Material for this exercise >>
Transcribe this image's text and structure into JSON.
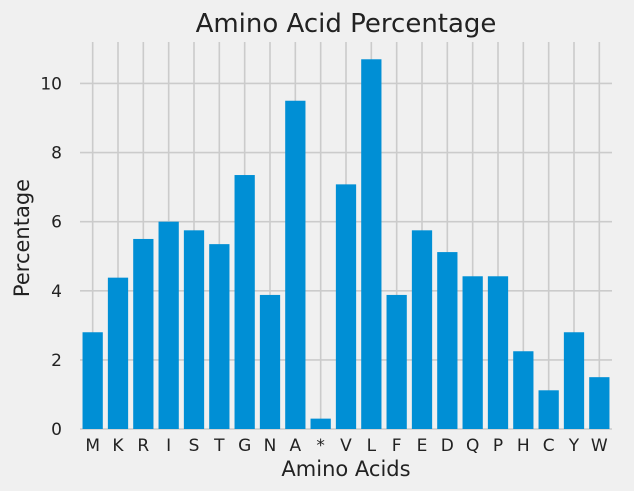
{
  "chart_data": {
    "type": "bar",
    "title": "Amino Acid Percentage",
    "xlabel": "Amino Acids",
    "ylabel": "Percentage",
    "categories": [
      "M",
      "K",
      "R",
      "I",
      "S",
      "T",
      "G",
      "N",
      "A",
      "*",
      "V",
      "L",
      "F",
      "E",
      "D",
      "Q",
      "P",
      "H",
      "C",
      "Y",
      "W"
    ],
    "values": [
      2.8,
      4.38,
      5.5,
      6.0,
      5.75,
      5.35,
      7.35,
      3.88,
      9.5,
      0.3,
      7.08,
      10.7,
      3.88,
      5.75,
      5.12,
      4.42,
      4.42,
      2.25,
      1.12,
      2.8,
      1.5
    ],
    "ylim": [
      0,
      11.2
    ],
    "yticks": [
      0,
      2,
      4,
      6,
      8,
      10
    ],
    "grid": true,
    "bar_color": "#008fd5",
    "grid_color": "#cbcbcb",
    "background": "#f0f0f0"
  }
}
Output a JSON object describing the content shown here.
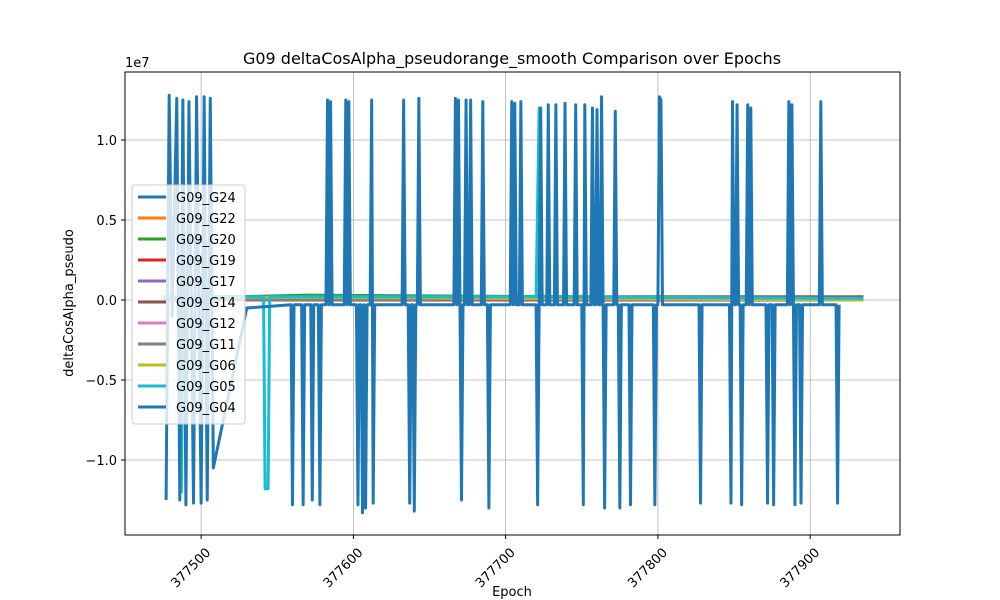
{
  "chart_data": {
    "type": "line",
    "title": "G09 deltaCosAlpha_pseudorange_smooth Comparison over Epochs",
    "x_label": "Epoch",
    "y_label": "deltaCosAlpha_pseudo",
    "y_offset_label": "1e7",
    "xlim": [
      377450,
      377959
    ],
    "ylim": [
      -1.469,
      1.425
    ],
    "xticks": [
      377500,
      377600,
      377700,
      377800,
      377900
    ],
    "yticks": [
      {
        "value": -1,
        "label": "−1.0"
      },
      {
        "value": -0.5,
        "label": "−0.5"
      },
      {
        "value": 0,
        "label": "0.0"
      },
      {
        "value": 0.5,
        "label": "0.5"
      },
      {
        "value": 1,
        "label": "1.0"
      }
    ],
    "grid": true,
    "legend_position": "center left",
    "series": [
      {
        "name": "G09_G24",
        "color": "#1f77b4",
        "x": [
          377475,
          377935
        ],
        "values": [
          0.01,
          0.01
        ]
      },
      {
        "name": "G09_G22",
        "color": "#ff7f0e",
        "x": [
          377475,
          377935
        ],
        "values": [
          0.02,
          0.01
        ]
      },
      {
        "name": "G09_G20",
        "color": "#2ca02c",
        "x": [
          377475,
          377570,
          377935
        ],
        "values": [
          0.01,
          0.03,
          0.01
        ]
      },
      {
        "name": "G09_G19",
        "color": "#d62728",
        "x": [
          377475,
          377935
        ],
        "values": [
          0.0,
          0.0
        ]
      },
      {
        "name": "G09_G17",
        "color": "#9467bd",
        "x": [
          377475,
          377935
        ],
        "values": [
          0.01,
          0.0
        ]
      },
      {
        "name": "G09_G14",
        "color": "#8c564b",
        "x": [
          377475,
          377935
        ],
        "values": [
          0.02,
          0.02
        ]
      },
      {
        "name": "G09_G12",
        "color": "#e377c2",
        "x": [
          377475,
          377935
        ],
        "values": [
          0.01,
          0.01
        ]
      },
      {
        "name": "G09_G11",
        "color": "#7f7f7f",
        "x": [
          377475,
          377935
        ],
        "values": [
          0.0,
          0.01
        ]
      },
      {
        "name": "G09_G06",
        "color": "#bcbd22",
        "x": [
          377475,
          377935
        ],
        "values": [
          0.02,
          0.0
        ]
      },
      {
        "name": "G09_G05",
        "color": "#17becf",
        "x": [
          377475,
          377486,
          377487,
          377488,
          377541,
          377542,
          377544,
          377545,
          377720,
          377722,
          377724,
          377935
        ],
        "values": [
          0.02,
          0.02,
          -1.2,
          0.02,
          0.02,
          -1.18,
          -1.18,
          0.02,
          0.02,
          1.2,
          0.02,
          0.01
        ]
      },
      {
        "name": "G09_G04",
        "color": "#1f77b4",
        "x": [
          377477,
          377479,
          377481,
          377484,
          377486,
          377488,
          377490,
          377492,
          377495,
          377497,
          377500,
          377502,
          377504,
          377506,
          377508,
          377530,
          377559,
          377560,
          377561,
          377566,
          377567,
          377568,
          377572,
          377573,
          377574,
          377577,
          377578,
          377579,
          377582,
          377583,
          377584,
          377585,
          377586,
          377594,
          377595,
          377596,
          377597,
          377598,
          377602,
          377603,
          377604,
          377605,
          377606,
          377607,
          377608,
          377609,
          377611,
          377612,
          377613,
          377614,
          377632,
          377633,
          377634,
          377636,
          377637,
          377638,
          377639,
          377640,
          377641,
          377642,
          377643,
          377644,
          377666,
          377667,
          377668,
          377669,
          377670,
          377671,
          377672,
          377673,
          377674,
          377675,
          377676,
          377677,
          377678,
          377684,
          377685,
          377686,
          377688,
          377689,
          377690,
          377703,
          377704,
          377705,
          377706,
          377707,
          377709,
          377710,
          377711,
          377720,
          377721,
          377722,
          377723,
          377724,
          377727,
          377728,
          377729,
          377732,
          377733,
          377734,
          377738,
          377739,
          377740,
          377745,
          377746,
          377747,
          377750,
          377751,
          377752,
          377753,
          377756,
          377757,
          377758,
          377759,
          377760,
          377761,
          377762,
          377763,
          377764,
          377765,
          377766,
          377771,
          377772,
          377773,
          377774,
          377775,
          377776,
          377781,
          377782,
          377783,
          377797,
          377798,
          377799,
          377800,
          377801,
          377802,
          377803,
          377827,
          377828,
          377829,
          377847,
          377848,
          377849,
          377850,
          377851,
          377852,
          377853,
          377854,
          377855,
          377856,
          377858,
          377859,
          377860,
          377861,
          377862,
          377871,
          377872,
          377873,
          377875,
          377876,
          377877,
          377885,
          377886,
          377887,
          377888,
          377889,
          377890,
          377891,
          377893,
          377894,
          377895,
          377906,
          377907,
          377908,
          377917,
          377918,
          377919
        ],
        "values": [
          -1.25,
          1.28,
          -0.1,
          1.26,
          -1.25,
          1.25,
          -1.28,
          1.24,
          -1.27,
          1.27,
          -1.27,
          1.27,
          -1.25,
          1.26,
          -1.05,
          -0.05,
          -0.03,
          -1.28,
          -0.03,
          -0.03,
          -1.28,
          -0.03,
          -0.03,
          -1.25,
          -0.03,
          -0.03,
          -1.28,
          -0.03,
          -0.03,
          1.25,
          -0.03,
          1.24,
          -0.03,
          -0.03,
          1.25,
          -0.03,
          1.24,
          -0.03,
          -0.03,
          -1.28,
          -0.03,
          -0.03,
          -1.33,
          -0.03,
          -1.3,
          -0.03,
          -0.03,
          1.25,
          -1.27,
          -0.03,
          -0.03,
          1.25,
          -0.03,
          -0.03,
          -1.27,
          -0.03,
          -0.03,
          -1.32,
          -0.03,
          -0.03,
          1.26,
          -0.03,
          -0.03,
          1.26,
          -0.03,
          1.25,
          -0.03,
          -1.25,
          -0.03,
          -0.03,
          1.25,
          -0.03,
          -0.03,
          1.25,
          -0.03,
          -0.03,
          1.24,
          -0.03,
          -0.03,
          -1.3,
          -0.03,
          -0.03,
          1.24,
          -0.03,
          1.23,
          -0.03,
          -0.03,
          1.24,
          -0.03,
          -0.03,
          -1.28,
          -0.03,
          1.2,
          -0.03,
          -0.03,
          1.22,
          -0.03,
          -0.03,
          1.22,
          -0.03,
          -0.03,
          1.23,
          -0.03,
          -0.03,
          1.22,
          -0.03,
          -0.03,
          -1.28,
          1.22,
          -0.03,
          -0.03,
          1.2,
          -0.03,
          -0.03,
          1.19,
          -0.03,
          -0.03,
          1.27,
          -0.03,
          -1.3,
          -0.03,
          -0.03,
          1.18,
          -0.03,
          -0.03,
          -1.3,
          -0.03,
          -0.03,
          -1.28,
          -0.03,
          -0.03,
          -1.28,
          -0.03,
          -0.03,
          1.27,
          1.25,
          -0.03,
          -0.03,
          -1.27,
          -0.03,
          -0.03,
          -1.27,
          1.24,
          -0.03,
          -0.03,
          1.22,
          -0.03,
          -0.03,
          -1.28,
          -0.03,
          -0.03,
          1.22,
          -0.03,
          1.2,
          -0.03,
          -0.03,
          -1.27,
          -0.03,
          -0.03,
          -1.28,
          -0.03,
          -0.03,
          1.24,
          -0.03,
          1.22,
          -0.03,
          -1.28,
          -0.03,
          -0.03,
          -1.27,
          -0.03,
          -0.03,
          1.24,
          -0.03,
          -0.03,
          -1.27,
          -0.03
        ]
      }
    ]
  }
}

Exercise description >>
Look over the listing above. Pick out and copy every line that includes "name".

Exercise output >>
        "name": "G09_G24",
        "name": "G09_G22",
        "name": "G09_G20",
        "name": "G09_G19",
        "name": "G09_G17",
        "name": "G09_G14",
        "name": "G09_G12",
        "name": "G09_G11",
        "name": "G09_G06",
        "name": "G09_G05",
        "name": "G09_G04",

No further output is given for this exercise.